** Start **

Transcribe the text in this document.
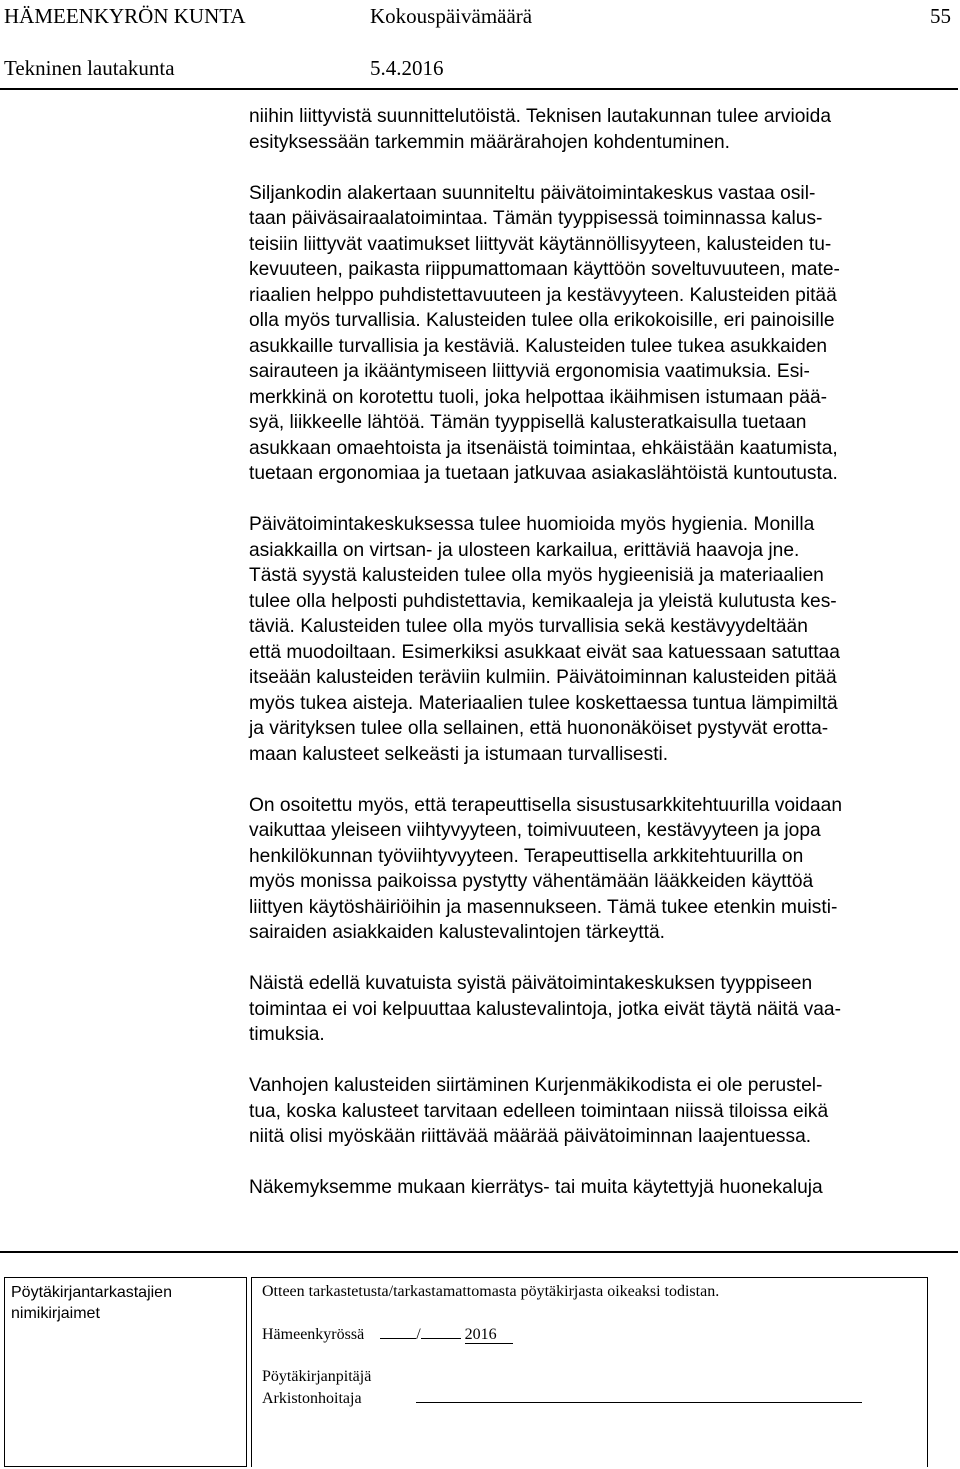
HÄMEENKYRÖN KUNTA	Kokouspäivämäärä	55
Tekninen lautakunta	5.4.2016

niihin liittyvistä suunnittelutöistä. Teknisen lautakunnan tulee arvioida
esityksessään tarkemmin määrärahojen kohdentuminen.

Siljankodin alakertaan suunniteltu päivätoimintakeskus vastaa osil-
taan päiväsairaalatoimintaa. Tämän tyyppisessä toiminnassa kalus-
teisiin liittyvät vaatimukset liittyvät käytännöllisyyteen, kalusteiden tu-
kevuuteen, paikasta riippumattomaan käyttöön soveltuvuuteen, mate-
riaalien helppo puhdistettavuuteen ja kestävyyteen. Kalusteiden pitää
olla myös turvallisia. Kalusteiden tulee olla erikokoisille, eri painoisille
asukkaille turvallisia ja kestäviä. Kalusteiden tulee tukea asukkaiden
sairauteen ja ikääntymiseen liittyviä ergonomisia vaatimuksia. Esi-
merkkinä on korotettu tuoli, joka helpottaa ikäihmisen istumaan pää-
syä, liikkeelle lähtöä. Tämän tyyppisellä kalusteratkaisulla tuetaan
asukkaan omaehtoista ja itsenäistä toimintaa, ehkäistään kaatumista,
tuetaan ergonomiaa ja tuetaan jatkuvaa asiakaslähtöistä kuntoutusta.

Päivätoimintakeskuksessa tulee huomioida myös hygienia. Monilla
asiakkailla on virtsan- ja ulosteen karkailua, erittäviä haavoja jne.
Tästä syystä kalusteiden tulee olla myös hygieenisiä ja materiaalien
tulee olla helposti puhdistettavia, kemikaaleja ja yleistä kulutusta kes-
täviä. Kalusteiden tulee olla myös turvallisia sekä kestävyydeltään
että muodoiltaan. Esimerkiksi asukkaat eivät saa katuessaan satuttaa
itseään kalusteiden teräviin kulmiin. Päivätoiminnan kalusteiden pitää
myös tukea aisteja. Materiaalien tulee koskettaessa tuntua lämpimiltä
ja värityksen tulee olla sellainen, että huononäköiset pystyvät erotta-
maan kalusteet selkeästi ja istumaan turvallisesti.

On osoitettu myös, että terapeuttisella sisustusarkkitehtuurilla voidaan
vaikuttaa yleiseen viihtyvyyteen, toimivuuteen, kestävyyteen ja jopa
henkilökunnan työviihtyvyyteen. Terapeuttisella arkkitehtuurilla on
myös monissa paikoissa pystytty vähentämään lääkkeiden käyttöä
liittyen käytöshäiriöihin ja masennukseen. Tämä tukee etenkin muisti-
sairaiden asiakkaiden kalustevalintojen tärkeyttä.

Näistä edellä kuvatuista syistä päivätoimintakeskuksen tyyppiseen
toimintaa ei voi kelpuuttaa kalustevalintoja, jotka eivät täytä näitä vaa-
timuksia.

Vanhojen kalusteiden siirtäminen Kurjenmäkikodista ei ole perustel-
tua, koska kalusteet tarvitaan edelleen toimintaan niissä tiloissa eikä
niitä olisi myöskään riittävää määrää päivätoiminnan laajentuessa.

Näkemyksemme mukaan kierrätys- tai muita käytettyjä huonekaluja

Pöytäkirjantarkastajien
nimikirjaimet
Otteen tarkastetusta/tarkastamattomasta pöytäkirjasta oikeaksi todistan.
Hämeenkyrössä	/	2016
Pöytäkirjanpitäjä
Arkistonhoitaja
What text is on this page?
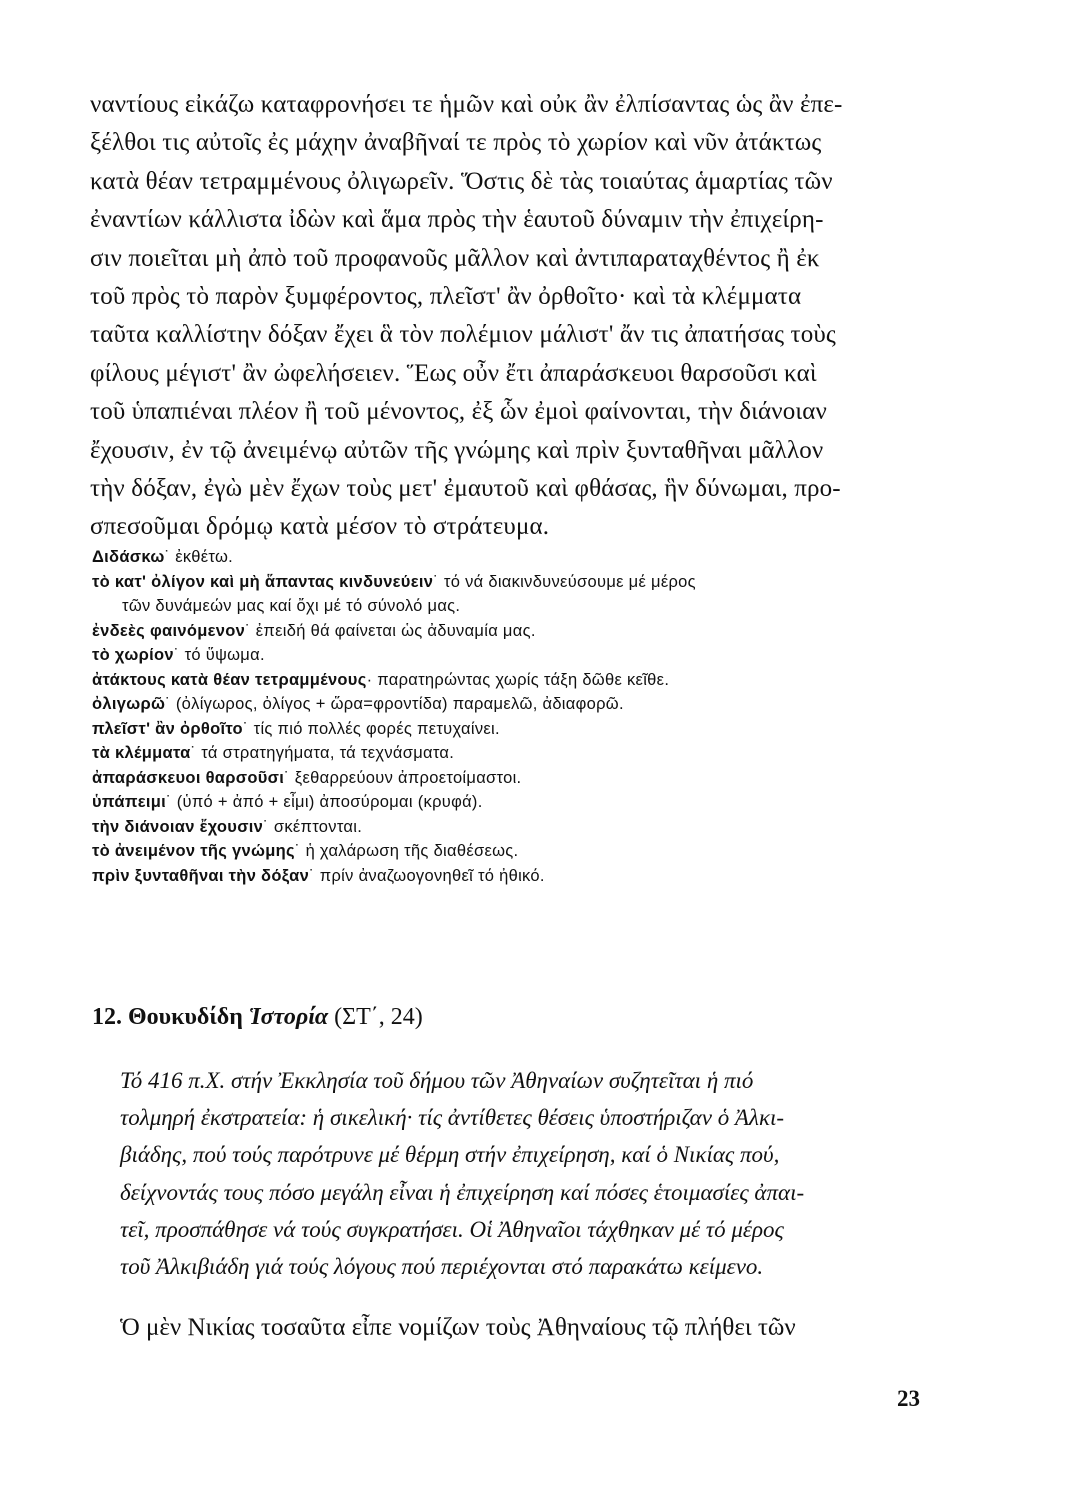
ναντίους εἰκάζω καταφρονήσει τε ἡμῶν καὶ οὐκ ἂν ἐλπίσαντας ὡς ἂν ἐπε-
ξέλθοι τις αὐτοῖς ἐς μάχην ἀναβῆναί τε πρὸς τὸ χωρίον καὶ νῦν ἀτάκτως
κατὰ θέαν τετραμμένους ὀλιγωρεῖν. Ὅστις δὲ τὰς τοιαύτας ἁμαρτίας τῶν
ἐναντίων κάλλιστα ἰδὼν καὶ ἅμα πρὸς τὴν ἑαυτοῦ δύναμιν τὴν ἐπιχείρη-
σιν ποιεῖται μὴ ἀπὸ τοῦ προφανοῦς μᾶλλον καὶ ἀντιπαραταχθέντος ἢ ἐκ
τοῦ πρὸς τὸ παρὸν ξυμφέροντος, πλεῖστ' ἂν ὀρθοῖτο· καὶ τὰ κλέμματα
ταῦτα καλλίστην δόξαν ἔχει ἃ τὸν πολέμιον μάλιστ' ἄν τις ἀπατήσας τοὺς
φίλους μέγιστ' ἂν ὠφελήσειεν. Ἕως οὖν ἔτι ἀπαράσκευοι θαρσοῦσι καὶ
τοῦ ὑπαπιέναι πλέον ἢ τοῦ μένοντος, ἐξ ὧν ἐμοὶ φαίνονται, τὴν διάνοιαν
ἔχουσιν, ἐν τῷ ἀνειμένῳ αὐτῶν τῆς γνώμης καὶ πρὶν ξυνταθῆναι μᾶλλον
τὴν δόξαν, ἐγὼ μὲν ἔχων τοὺς μετ' ἐμαυτοῦ καὶ φθάσας, ἣν δύνωμαι, προ-
σπεσοῦμαι δρόμῳ κατὰ μέσον τὸ στράτευμα.
Διδάσκω˙ ἐκθέτω.
τὸ κατ' ὀλίγον καὶ μὴ ἅπαντας κινδυνεύειν˙ τό νά διακινδυνεύσουμε μέ μέρος
τῶν δυνάμεών μας καί ὄχι μέ τό σύνολό μας.
ἐνδεὲς φαινόμενον˙ ἐπειδή θά φαίνεται ὡς ἀδυναμία μας.
τὸ χωρίον˙ τό ὕψωμα.
ἀτάκτους κατὰ θέαν τετραμμένους· παρατηρώντας χωρίς τάξη δῶθε κεῖθε.
ὀλιγωρῶ˙ (ὀλίγωρος, ὀλίγος + ὥρα=φροντίδα) παραμελῶ, ἀδιαφορῶ.
πλεῖστ' ἂν ὀρθοῖτο˙ τίς πιό πολλές φορές πετυχαίνει.
τὰ κλέμματα˙ τά στρατηγήματα, τά τεχνάσματα.
ἀπαράσκευοι θαρσοῦσι˙ ξεθαρρεύουν ἀπροετοίμαστοι.
ὑπάπειμι˙ (ὑπό + ἀπό + εἶμι) ἀποσύρομαι (κρυφά).
τὴν διάνοιαν ἔχουσιν˙ σκέπτονται.
τὸ ἀνειμένον τῆς γνώμης˙ ἡ χαλάρωση τῆς διαθέσεως.
πρὶν ξυνταθῆναι τὴν δόξαν˙ πρίν ἀναζωογονηθεῖ τό ἠθικό.
12. Θουκυδίδη Ἱστορία (ΣΤ΄, 24)
Τό 416 π.Χ. στήν Ἐκκλησία τοῦ δήμου τῶν Ἀθηναίων συζητεῖται ἡ πιό
τολμηρή ἐκστρατεία: ἡ σικελική· τίς ἀντίθετες θέσεις ὑποστήριζαν ὁ Ἀλκι-
βιάδης, πού τούς παρότρυνε μέ θέρμη στήν ἐπιχείρηση, καί ὁ Νικίας πού,
δείχνοντάς τους πόσο μεγάλη εἶναι ἡ ἐπιχείρηση καί πόσες ἑτοιμασίες ἀπαι-
τεῖ, προσπάθησε νά τούς συγκρατήσει. Οἱ Ἀθηναῖοι τάχθηκαν μέ τό μέρος
τοῦ Ἀλκιβιάδη γιά τούς λόγους πού περιέχονται στό παρακάτω κείμενο.

Ὁ μὲν Νικίας τοσαῦτα εἶπε νομίζων τοὺς Ἀθηναίους τῷ πλήθει τῶν

23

** End **

DIRECTION: Restate the listing above word for word, and skip the pictures.

TASK OUTPUT:
Transcribe the text in this document.
HÄMEENKYRÖN KUNTA	Kokouspäivämäärä	55
Tekninen lautakunta	5.4.2016

niihin liittyvistä suunnittelutöistä. Teknisen lautakunnan tulee arvioida
esityksessään tarkemmin määrärahojen kohdentuminen.

Siljankodin alakertaan suunniteltu päivätoimintakeskus vastaa osil-
taan päiväsairaalatoimintaa. Tämän tyyppisessä toiminnassa kalus-
teisiin liittyvät vaatimukset liittyvät käytännöllisyyteen, kalusteiden tu-
kevuuteen, paikasta riippumattomaan käyttöön soveltuvuuteen, mate-
riaalien helppo puhdistettavuuteen ja kestävyyteen. Kalusteiden pitää
olla myös turvallisia. Kalusteiden tulee olla erikokoisille, eri painoisille
asukkaille turvallisia ja kestäviä. Kalusteiden tulee tukea asukkaiden
sairauteen ja ikääntymiseen liittyviä ergonomisia vaatimuksia. Esi-
merkkinä on korotettu tuoli, joka helpottaa ikäihmisen istumaan pää-
syä, liikkeelle lähtöä. Tämän tyyppisellä kalusteratkaisulla tuetaan
asukkaan omaehtoista ja itsenäistä toimintaa, ehkäistään kaatumista,
tuetaan ergonomiaa ja tuetaan jatkuvaa asiakaslähtöistä kuntoutusta.

Päivätoimintakeskuksessa tulee huomioida myös hygienia. Monilla
asiakkailla on virtsan- ja ulosteen karkailua, erittäviä haavoja jne.
Tästä syystä kalusteiden tulee olla myös hygieenisiä ja materiaalien
tulee olla helposti puhdistettavia, kemikaaleja ja yleistä kulutusta kes-
täviä. Kalusteiden tulee olla myös turvallisia sekä kestävyydeltään
että muodoiltaan. Esimerkiksi asukkaat eivät saa katuessaan satuttaa
itseään kalusteiden teräviin kulmiin. Päivätoiminnan kalusteiden pitää
myös tukea aisteja. Materiaalien tulee koskettaessa tuntua lämpimiltä
ja värityksen tulee olla sellainen, että huononäköiset pystyvät erotta-
maan kalusteet selkeästi ja istumaan turvallisesti.

On osoitettu myös, että terapeuttisella sisustusarkkitehtuurilla voidaan
vaikuttaa yleiseen viihtyvyyteen, toimivuuteen, kestävyyteen ja jopa
henkilökunnan työviihtyvyyteen. Terapeuttisella arkkitehtuurilla on
myös monissa paikoissa pystytty vähentämään lääkkeiden käyttöä
liittyen käytöshäiriöihin ja masennukseen. Tämä tukee etenkin muisti-
sairaiden asiakkaiden kalustevalintojen tärkeyttä.

Näistä edellä kuvatuista syistä päivätoimintakeskuksen tyyppiseen
toimintaa ei voi kelpuuttaa kalustevalintoja, jotka eivät täytä näitä vaa-
timuksia.

Vanhojen kalusteiden siirtäminen Kurjenmäkikodista ei ole perustel-
tua, koska kalusteet tarvitaan edelleen toimintaan niissä tiloissa eikä
niitä olisi myöskään riittävää määrää päivätoiminnan laajentuessa.

Näkemyksemme mukaan kierrätys- tai muita käytettyjä huonekaluja

Pöytäkirjantarkastajien
nimikirjaimet
Otteen tarkastetusta/tarkastamattomasta pöytäkirjasta oikeaksi todistan.
Hämeenkyrössä	/	2016
Pöytäkirjanpitäjä
Arkistonhoitaja
What text is on this page?
ναντίους εἰκάζω καταφρονήσει τε ἡμῶν καὶ οὐκ ἂν ἐλπίσαντας ὡς ἂν ἐπε-
ξέλθοι τις αὐτοῖς ἐς μάχην ἀναβῆναί τε πρὸς τὸ χωρίον καὶ νῦν ἀτάκτως
κατὰ θέαν τετραμμένους ὀλιγωρεῖν. Ὅστις δὲ τὰς τοιαύτας ἁμαρτίας τῶν
ἐναντίων κάλλιστα ἰδὼν καὶ ἅμα πρὸς τὴν ἑαυτοῦ δύναμιν τὴν ἐπιχείρη-
σιν ποιεῖται μὴ ἀπὸ τοῦ προφανοῦς μᾶλλον καὶ ἀντιπαραταχθέντος ἢ ἐκ
τοῦ πρὸς τὸ παρὸν ξυμφέροντος, πλεῖστ' ἂν ὀρθοῖτο· καὶ τὰ κλέμματα
ταῦτα καλλίστην δόξαν ἔχει ἃ τὸν πολέμιον μάλιστ' ἄν τις ἀπατήσας τοὺς
φίλους μέγιστ' ἂν ὠφελήσειεν. Ἕως οὖν ἔτι ἀπαράσκευοι θαρσοῦσι καὶ
τοῦ ὑπαπιέναι πλέον ἢ τοῦ μένοντος, ἐξ ὧν ἐμοὶ φαίνονται, τὴν διάνοιαν
ἔχουσιν, ἐν τῷ ἀνειμένῳ αὐτῶν τῆς γνώμης καὶ πρὶν ξυνταθῆναι μᾶλλον
τὴν δόξαν, ἐγὼ μὲν ἔχων τοὺς μετ' ἐμαυτοῦ καὶ φθάσας, ἣν δύνωμαι, προ-
σπεσοῦμαι δρόμῳ κατὰ μέσον τὸ στράτευμα.
Διδάσκω˙ ἐκθέτω.
τὸ κατ' ὀλίγον καὶ μὴ ἅπαντας κινδυνεύειν˙ τό νά διακινδυνεύσουμε μέ μέρος
τῶν δυνάμεών μας καί ὄχι μέ τό σύνολό μας.
ἐνδεὲς φαινόμενον˙ ἐπειδή θά φαίνεται ὡς ἀδυναμία μας.
τὸ χωρίον˙ τό ὕψωμα.
ἀτάκτους κατὰ θέαν τετραμμένους· παρατηρώντας χωρίς τάξη δῶθε κεῖθε.
ὀλιγωρῶ˙ (ὀλίγωρος, ὀλίγος + ὥρα=φροντίδα) παραμελῶ, ἀδιαφορῶ.
πλεῖστ' ἂν ὀρθοῖτο˙ τίς πιό πολλές φορές πετυχαίνει.
τὰ κλέμματα˙ τά στρατηγήματα, τά τεχνάσματα.
ἀπαράσκευοι θαρσοῦσι˙ ξεθαρρεύουν ἀπροετοίμαστοι.
ὑπάπειμι˙ (ὑπό + ἀπό + εἶμι) ἀποσύρομαι (κρυφά).
τὴν διάνοιαν ἔχουσιν˙ σκέπτονται.
τὸ ἀνειμένον τῆς γνώμης˙ ἡ χαλάρωση τῆς διαθέσεως.
πρὶν ξυνταθῆναι τὴν δόξαν˙ πρίν ἀναζωογονηθεῖ τό ἠθικό.
12. Θουκυδίδη Ἱστορία (ΣΤ΄, 24)
Τό 416 π.Χ. στήν Ἐκκλησία τοῦ δήμου τῶν Ἀθηναίων συζητεῖται ἡ πιό
τολμηρή ἐκστρατεία: ἡ σικελική· τίς ἀντίθετες θέσεις ὑποστήριζαν ὁ Ἀλκι-
βιάδης, πού τούς παρότρυνε μέ θέρμη στήν ἐπιχείρηση, καί ὁ Νικίας πού,
δείχνοντάς τους πόσο μεγάλη εἶναι ἡ ἐπιχείρηση καί πόσες ἑτοιμασίες ἀπαι-
τεῖ, προσπάθησε νά τούς συγκρατήσει. Οἱ Ἀθηναῖοι τάχθηκαν μέ τό μέρος
τοῦ Ἀλκιβιάδη γιά τούς λόγους πού περιέχονται στό παρακάτω κείμενο.

Ὁ μὲν Νικίας τοσαῦτα εἶπε νομίζων τοὺς Ἀθηναίους τῷ πλήθει τῶν

23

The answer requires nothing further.